> INPUT MATERIAL

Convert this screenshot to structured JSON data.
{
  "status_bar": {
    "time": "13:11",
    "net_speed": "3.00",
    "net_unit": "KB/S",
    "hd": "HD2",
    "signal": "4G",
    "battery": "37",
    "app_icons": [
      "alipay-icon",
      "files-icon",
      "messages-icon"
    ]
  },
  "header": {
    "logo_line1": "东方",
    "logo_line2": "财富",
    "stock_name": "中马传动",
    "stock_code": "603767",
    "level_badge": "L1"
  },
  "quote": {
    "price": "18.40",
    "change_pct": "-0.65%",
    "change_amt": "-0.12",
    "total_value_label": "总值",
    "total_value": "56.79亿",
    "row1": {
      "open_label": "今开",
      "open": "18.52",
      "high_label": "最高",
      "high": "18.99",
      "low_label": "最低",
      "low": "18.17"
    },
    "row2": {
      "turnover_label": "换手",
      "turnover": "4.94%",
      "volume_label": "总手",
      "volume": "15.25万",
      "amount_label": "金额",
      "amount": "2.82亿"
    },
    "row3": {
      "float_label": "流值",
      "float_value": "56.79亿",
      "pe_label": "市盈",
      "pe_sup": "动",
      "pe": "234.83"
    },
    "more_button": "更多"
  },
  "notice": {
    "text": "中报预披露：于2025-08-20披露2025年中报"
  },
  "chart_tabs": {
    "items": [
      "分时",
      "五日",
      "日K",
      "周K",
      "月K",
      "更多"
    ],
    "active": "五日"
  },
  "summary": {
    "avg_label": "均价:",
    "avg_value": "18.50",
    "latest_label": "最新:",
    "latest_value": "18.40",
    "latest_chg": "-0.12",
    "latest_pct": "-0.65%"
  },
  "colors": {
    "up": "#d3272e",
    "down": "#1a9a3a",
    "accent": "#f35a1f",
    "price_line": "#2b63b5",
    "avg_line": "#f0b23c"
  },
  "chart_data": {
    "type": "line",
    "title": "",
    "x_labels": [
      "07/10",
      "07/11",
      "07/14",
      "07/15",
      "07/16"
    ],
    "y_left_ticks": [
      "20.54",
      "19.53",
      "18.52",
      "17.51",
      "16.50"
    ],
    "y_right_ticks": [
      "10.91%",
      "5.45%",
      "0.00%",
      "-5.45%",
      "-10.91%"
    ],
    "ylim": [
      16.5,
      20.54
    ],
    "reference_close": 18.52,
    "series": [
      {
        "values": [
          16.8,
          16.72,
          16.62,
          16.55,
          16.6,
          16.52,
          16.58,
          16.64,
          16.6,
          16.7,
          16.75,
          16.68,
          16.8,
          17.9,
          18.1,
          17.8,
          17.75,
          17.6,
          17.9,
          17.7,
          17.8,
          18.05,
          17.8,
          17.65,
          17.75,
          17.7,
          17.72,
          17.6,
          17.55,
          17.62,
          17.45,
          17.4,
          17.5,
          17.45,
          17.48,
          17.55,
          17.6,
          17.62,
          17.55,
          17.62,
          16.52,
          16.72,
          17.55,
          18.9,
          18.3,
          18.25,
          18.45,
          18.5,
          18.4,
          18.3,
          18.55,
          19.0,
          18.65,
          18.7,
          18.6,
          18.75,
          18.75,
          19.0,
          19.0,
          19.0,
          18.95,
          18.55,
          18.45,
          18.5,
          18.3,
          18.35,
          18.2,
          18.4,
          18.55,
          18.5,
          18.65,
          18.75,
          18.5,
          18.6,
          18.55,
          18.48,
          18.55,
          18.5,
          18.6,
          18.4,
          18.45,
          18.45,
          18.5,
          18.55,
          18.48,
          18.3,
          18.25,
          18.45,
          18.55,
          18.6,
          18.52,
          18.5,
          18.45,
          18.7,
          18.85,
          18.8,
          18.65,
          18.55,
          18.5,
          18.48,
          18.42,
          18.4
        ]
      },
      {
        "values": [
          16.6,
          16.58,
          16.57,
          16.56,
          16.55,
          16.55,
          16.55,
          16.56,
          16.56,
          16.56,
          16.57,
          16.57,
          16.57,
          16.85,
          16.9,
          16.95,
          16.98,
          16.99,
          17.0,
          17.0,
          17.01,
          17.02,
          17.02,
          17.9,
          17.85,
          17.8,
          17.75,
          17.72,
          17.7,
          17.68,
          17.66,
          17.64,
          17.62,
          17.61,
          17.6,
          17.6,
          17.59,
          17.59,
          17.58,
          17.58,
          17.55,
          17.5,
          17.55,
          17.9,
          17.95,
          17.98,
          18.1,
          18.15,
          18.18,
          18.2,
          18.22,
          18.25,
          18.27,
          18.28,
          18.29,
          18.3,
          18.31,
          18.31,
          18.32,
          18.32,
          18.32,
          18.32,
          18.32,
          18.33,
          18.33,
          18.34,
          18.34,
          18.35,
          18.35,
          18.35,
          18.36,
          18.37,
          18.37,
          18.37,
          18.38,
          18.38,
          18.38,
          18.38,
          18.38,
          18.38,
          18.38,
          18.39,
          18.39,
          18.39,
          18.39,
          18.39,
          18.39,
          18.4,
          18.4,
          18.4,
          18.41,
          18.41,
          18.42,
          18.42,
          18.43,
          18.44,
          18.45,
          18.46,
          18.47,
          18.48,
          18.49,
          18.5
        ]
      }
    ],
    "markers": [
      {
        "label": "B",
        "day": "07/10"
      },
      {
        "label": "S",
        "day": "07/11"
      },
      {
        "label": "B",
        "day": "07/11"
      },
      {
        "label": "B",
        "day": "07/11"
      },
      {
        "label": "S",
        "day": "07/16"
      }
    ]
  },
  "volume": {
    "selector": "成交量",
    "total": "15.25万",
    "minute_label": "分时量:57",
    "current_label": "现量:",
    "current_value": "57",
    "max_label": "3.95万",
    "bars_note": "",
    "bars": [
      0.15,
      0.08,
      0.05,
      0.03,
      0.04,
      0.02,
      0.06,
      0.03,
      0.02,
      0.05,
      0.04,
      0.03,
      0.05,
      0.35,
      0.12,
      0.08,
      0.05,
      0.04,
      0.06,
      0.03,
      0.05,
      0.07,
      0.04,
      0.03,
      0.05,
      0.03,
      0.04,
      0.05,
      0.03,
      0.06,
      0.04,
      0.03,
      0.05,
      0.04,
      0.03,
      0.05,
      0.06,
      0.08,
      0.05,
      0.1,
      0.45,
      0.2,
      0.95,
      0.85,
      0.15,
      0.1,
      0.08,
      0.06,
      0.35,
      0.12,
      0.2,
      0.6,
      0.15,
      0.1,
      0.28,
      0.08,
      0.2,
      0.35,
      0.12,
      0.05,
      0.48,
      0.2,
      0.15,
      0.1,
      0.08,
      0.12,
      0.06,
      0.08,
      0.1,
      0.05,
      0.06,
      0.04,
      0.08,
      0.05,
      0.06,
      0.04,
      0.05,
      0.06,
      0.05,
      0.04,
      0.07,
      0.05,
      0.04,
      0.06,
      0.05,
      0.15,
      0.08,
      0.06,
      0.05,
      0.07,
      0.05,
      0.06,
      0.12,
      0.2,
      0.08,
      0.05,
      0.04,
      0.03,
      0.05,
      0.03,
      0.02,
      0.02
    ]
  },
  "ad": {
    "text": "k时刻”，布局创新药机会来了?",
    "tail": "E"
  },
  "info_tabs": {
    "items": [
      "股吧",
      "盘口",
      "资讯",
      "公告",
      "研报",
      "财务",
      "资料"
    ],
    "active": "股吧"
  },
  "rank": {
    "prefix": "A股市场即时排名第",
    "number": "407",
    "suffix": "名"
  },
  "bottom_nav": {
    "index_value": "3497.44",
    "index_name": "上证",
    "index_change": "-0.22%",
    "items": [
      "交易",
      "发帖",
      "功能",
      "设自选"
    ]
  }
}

> WRITTEN INSTRUCTION
All of the data must be returned exactly.

> RIGHT ANSWER
Convert this screenshot to structured JSON data.
{
  "status_bar": {
    "time": "13:11",
    "net_speed": "3.00",
    "net_unit": "KB/S",
    "hd": "HD2",
    "signal": "4G",
    "battery": "37",
    "app_icons": [
      "alipay-icon",
      "files-icon",
      "messages-icon"
    ]
  },
  "header": {
    "logo_line1": "东方",
    "logo_line2": "财富",
    "stock_name": "中马传动",
    "stock_code": "603767",
    "level_badge": "L1"
  },
  "quote": {
    "price": "18.40",
    "change_pct": "-0.65%",
    "change_amt": "-0.12",
    "total_value_label": "总值",
    "total_value": "56.79亿",
    "row1": {
      "open_label": "今开",
      "open": "18.52",
      "high_label": "最高",
      "high": "18.99",
      "low_label": "最低",
      "low": "18.17"
    },
    "row2": {
      "turnover_label": "换手",
      "turnover": "4.94%",
      "volume_label": "总手",
      "volume": "15.25万",
      "amount_label": "金额",
      "amount": "2.82亿"
    },
    "row3": {
      "float_label": "流值",
      "float_value": "56.79亿",
      "pe_label": "市盈",
      "pe_sup": "动",
      "pe": "234.83"
    },
    "more_button": "更多"
  },
  "notice": {
    "text": "中报预披露：于2025-08-20披露2025年中报"
  },
  "chart_tabs": {
    "items": [
      "分时",
      "五日",
      "日K",
      "周K",
      "月K",
      "更多"
    ],
    "active": "五日"
  },
  "summary": {
    "avg_label": "均价:",
    "avg_value": "18.50",
    "latest_label": "最新:",
    "latest_value": "18.40",
    "latest_chg": "-0.12",
    "latest_pct": "-0.65%"
  },
  "colors": {
    "up": "#d3272e",
    "down": "#1a9a3a",
    "accent": "#f35a1f",
    "price_line": "#2b63b5",
    "avg_line": "#f0b23c"
  },
  "chart_data": {
    "type": "line",
    "title": "",
    "x_labels": [
      "07/10",
      "07/11",
      "07/14",
      "07/15",
      "07/16"
    ],
    "y_left_ticks": [
      "20.54",
      "19.53",
      "18.52",
      "17.51",
      "16.50"
    ],
    "y_right_ticks": [
      "10.91%",
      "5.45%",
      "0.00%",
      "-5.45%",
      "-10.91%"
    ],
    "ylim": [
      16.5,
      20.54
    ],
    "reference_close": 18.52,
    "series": [
      {
        "values": [
          16.8,
          16.72,
          16.62,
          16.55,
          16.6,
          16.52,
          16.58,
          16.64,
          16.6,
          16.7,
          16.75,
          16.68,
          16.8,
          17.9,
          18.1,
          17.8,
          17.75,
          17.6,
          17.9,
          17.7,
          17.8,
          18.05,
          17.8,
          17.65,
          17.75,
          17.7,
          17.72,
          17.6,
          17.55,
          17.62,
          17.45,
          17.4,
          17.5,
          17.45,
          17.48,
          17.55,
          17.6,
          17.62,
          17.55,
          17.62,
          16.52,
          16.72,
          17.55,
          18.9,
          18.3,
          18.25,
          18.45,
          18.5,
          18.4,
          18.3,
          18.55,
          19.0,
          18.65,
          18.7,
          18.6,
          18.75,
          18.75,
          19.0,
          19.0,
          19.0,
          18.95,
          18.55,
          18.45,
          18.5,
          18.3,
          18.35,
          18.2,
          18.4,
          18.55,
          18.5,
          18.65,
          18.75,
          18.5,
          18.6,
          18.55,
          18.48,
          18.55,
          18.5,
          18.6,
          18.4,
          18.45,
          18.45,
          18.5,
          18.55,
          18.48,
          18.3,
          18.25,
          18.45,
          18.55,
          18.6,
          18.52,
          18.5,
          18.45,
          18.7,
          18.85,
          18.8,
          18.65,
          18.55,
          18.5,
          18.48,
          18.42,
          18.4
        ]
      },
      {
        "values": [
          16.6,
          16.58,
          16.57,
          16.56,
          16.55,
          16.55,
          16.55,
          16.56,
          16.56,
          16.56,
          16.57,
          16.57,
          16.57,
          16.85,
          16.9,
          16.95,
          16.98,
          16.99,
          17.0,
          17.0,
          17.01,
          17.02,
          17.02,
          17.9,
          17.85,
          17.8,
          17.75,
          17.72,
          17.7,
          17.68,
          17.66,
          17.64,
          17.62,
          17.61,
          17.6,
          17.6,
          17.59,
          17.59,
          17.58,
          17.58,
          17.55,
          17.5,
          17.55,
          17.9,
          17.95,
          17.98,
          18.1,
          18.15,
          18.18,
          18.2,
          18.22,
          18.25,
          18.27,
          18.28,
          18.29,
          18.3,
          18.31,
          18.31,
          18.32,
          18.32,
          18.32,
          18.32,
          18.32,
          18.33,
          18.33,
          18.34,
          18.34,
          18.35,
          18.35,
          18.35,
          18.36,
          18.37,
          18.37,
          18.37,
          18.38,
          18.38,
          18.38,
          18.38,
          18.38,
          18.38,
          18.38,
          18.39,
          18.39,
          18.39,
          18.39,
          18.39,
          18.39,
          18.4,
          18.4,
          18.4,
          18.41,
          18.41,
          18.42,
          18.42,
          18.43,
          18.44,
          18.45,
          18.46,
          18.47,
          18.48,
          18.49,
          18.5
        ]
      }
    ],
    "markers": [
      {
        "label": "B",
        "day": "07/10"
      },
      {
        "label": "S",
        "day": "07/11"
      },
      {
        "label": "B",
        "day": "07/11"
      },
      {
        "label": "B",
        "day": "07/11"
      },
      {
        "label": "S",
        "day": "07/16"
      }
    ]
  },
  "volume": {
    "selector": "成交量",
    "total": "15.25万",
    "minute_label": "分时量:57",
    "current_label": "现量:",
    "current_value": "57",
    "max_label": "3.95万",
    "bars_note": "",
    "bars": [
      0.15,
      0.08,
      0.05,
      0.03,
      0.04,
      0.02,
      0.06,
      0.03,
      0.02,
      0.05,
      0.04,
      0.03,
      0.05,
      0.35,
      0.12,
      0.08,
      0.05,
      0.04,
      0.06,
      0.03,
      0.05,
      0.07,
      0.04,
      0.03,
      0.05,
      0.03,
      0.04,
      0.05,
      0.03,
      0.06,
      0.04,
      0.03,
      0.05,
      0.04,
      0.03,
      0.05,
      0.06,
      0.08,
      0.05,
      0.1,
      0.45,
      0.2,
      0.95,
      0.85,
      0.15,
      0.1,
      0.08,
      0.06,
      0.35,
      0.12,
      0.2,
      0.6,
      0.15,
      0.1,
      0.28,
      0.08,
      0.2,
      0.35,
      0.12,
      0.05,
      0.48,
      0.2,
      0.15,
      0.1,
      0.08,
      0.12,
      0.06,
      0.08,
      0.1,
      0.05,
      0.06,
      0.04,
      0.08,
      0.05,
      0.06,
      0.04,
      0.05,
      0.06,
      0.05,
      0.04,
      0.07,
      0.05,
      0.04,
      0.06,
      0.05,
      0.15,
      0.08,
      0.06,
      0.05,
      0.07,
      0.05,
      0.06,
      0.12,
      0.2,
      0.08,
      0.05,
      0.04,
      0.03,
      0.05,
      0.03,
      0.02,
      0.02
    ]
  },
  "ad": {
    "text": "k时刻”，布局创新药机会来了?",
    "tail": "E"
  },
  "info_tabs": {
    "items": [
      "股吧",
      "盘口",
      "资讯",
      "公告",
      "研报",
      "财务",
      "资料"
    ],
    "active": "股吧"
  },
  "rank": {
    "prefix": "A股市场即时排名第",
    "number": "407",
    "suffix": "名"
  },
  "bottom_nav": {
    "index_value": "3497.44",
    "index_name": "上证",
    "index_change": "-0.22%",
    "items": [
      "交易",
      "发帖",
      "功能",
      "设自选"
    ]
  }
}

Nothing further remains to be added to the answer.